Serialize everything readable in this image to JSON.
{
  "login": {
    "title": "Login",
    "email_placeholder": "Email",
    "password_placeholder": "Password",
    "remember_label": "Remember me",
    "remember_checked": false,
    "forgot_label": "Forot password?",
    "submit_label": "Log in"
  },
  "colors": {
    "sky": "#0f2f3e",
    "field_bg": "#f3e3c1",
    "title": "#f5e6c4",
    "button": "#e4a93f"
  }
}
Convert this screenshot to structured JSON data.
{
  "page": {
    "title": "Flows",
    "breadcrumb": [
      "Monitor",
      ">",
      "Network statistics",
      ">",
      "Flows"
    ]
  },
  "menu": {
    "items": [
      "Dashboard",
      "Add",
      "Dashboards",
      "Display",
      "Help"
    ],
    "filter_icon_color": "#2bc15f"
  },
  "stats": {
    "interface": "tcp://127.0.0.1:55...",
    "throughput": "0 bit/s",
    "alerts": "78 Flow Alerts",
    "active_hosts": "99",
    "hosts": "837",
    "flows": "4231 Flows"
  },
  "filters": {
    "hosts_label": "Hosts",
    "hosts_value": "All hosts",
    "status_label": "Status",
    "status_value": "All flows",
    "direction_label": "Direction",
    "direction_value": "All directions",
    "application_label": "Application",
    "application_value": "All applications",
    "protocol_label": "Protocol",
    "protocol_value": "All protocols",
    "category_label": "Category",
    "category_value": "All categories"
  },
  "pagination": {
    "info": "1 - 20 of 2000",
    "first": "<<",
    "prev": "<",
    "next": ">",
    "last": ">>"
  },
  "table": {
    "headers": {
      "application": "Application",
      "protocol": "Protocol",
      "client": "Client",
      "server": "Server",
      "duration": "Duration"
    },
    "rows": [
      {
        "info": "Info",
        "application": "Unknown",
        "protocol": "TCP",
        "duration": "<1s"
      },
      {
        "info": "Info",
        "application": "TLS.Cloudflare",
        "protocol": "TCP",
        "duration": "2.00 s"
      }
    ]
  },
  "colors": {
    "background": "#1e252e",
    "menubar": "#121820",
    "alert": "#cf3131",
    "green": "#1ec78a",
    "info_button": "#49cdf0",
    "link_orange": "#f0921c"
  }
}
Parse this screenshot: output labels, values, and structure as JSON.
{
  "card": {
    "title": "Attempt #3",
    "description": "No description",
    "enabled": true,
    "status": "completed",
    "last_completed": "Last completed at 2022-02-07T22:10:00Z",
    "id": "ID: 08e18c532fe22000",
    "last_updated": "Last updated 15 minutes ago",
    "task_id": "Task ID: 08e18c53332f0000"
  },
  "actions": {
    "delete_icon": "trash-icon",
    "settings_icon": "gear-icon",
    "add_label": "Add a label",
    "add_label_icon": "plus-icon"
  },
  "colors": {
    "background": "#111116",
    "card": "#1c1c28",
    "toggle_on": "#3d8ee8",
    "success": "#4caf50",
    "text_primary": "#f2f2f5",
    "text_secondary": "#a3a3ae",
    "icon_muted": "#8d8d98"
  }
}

+---+

▸ TASK STATEMENT:
Go through the material above and copy each line that has the word "duration".

▸ SOLVED EXERCISE:
      "duration": "Duration"
        "duration": "<1s"
        "duration": "2.00 s"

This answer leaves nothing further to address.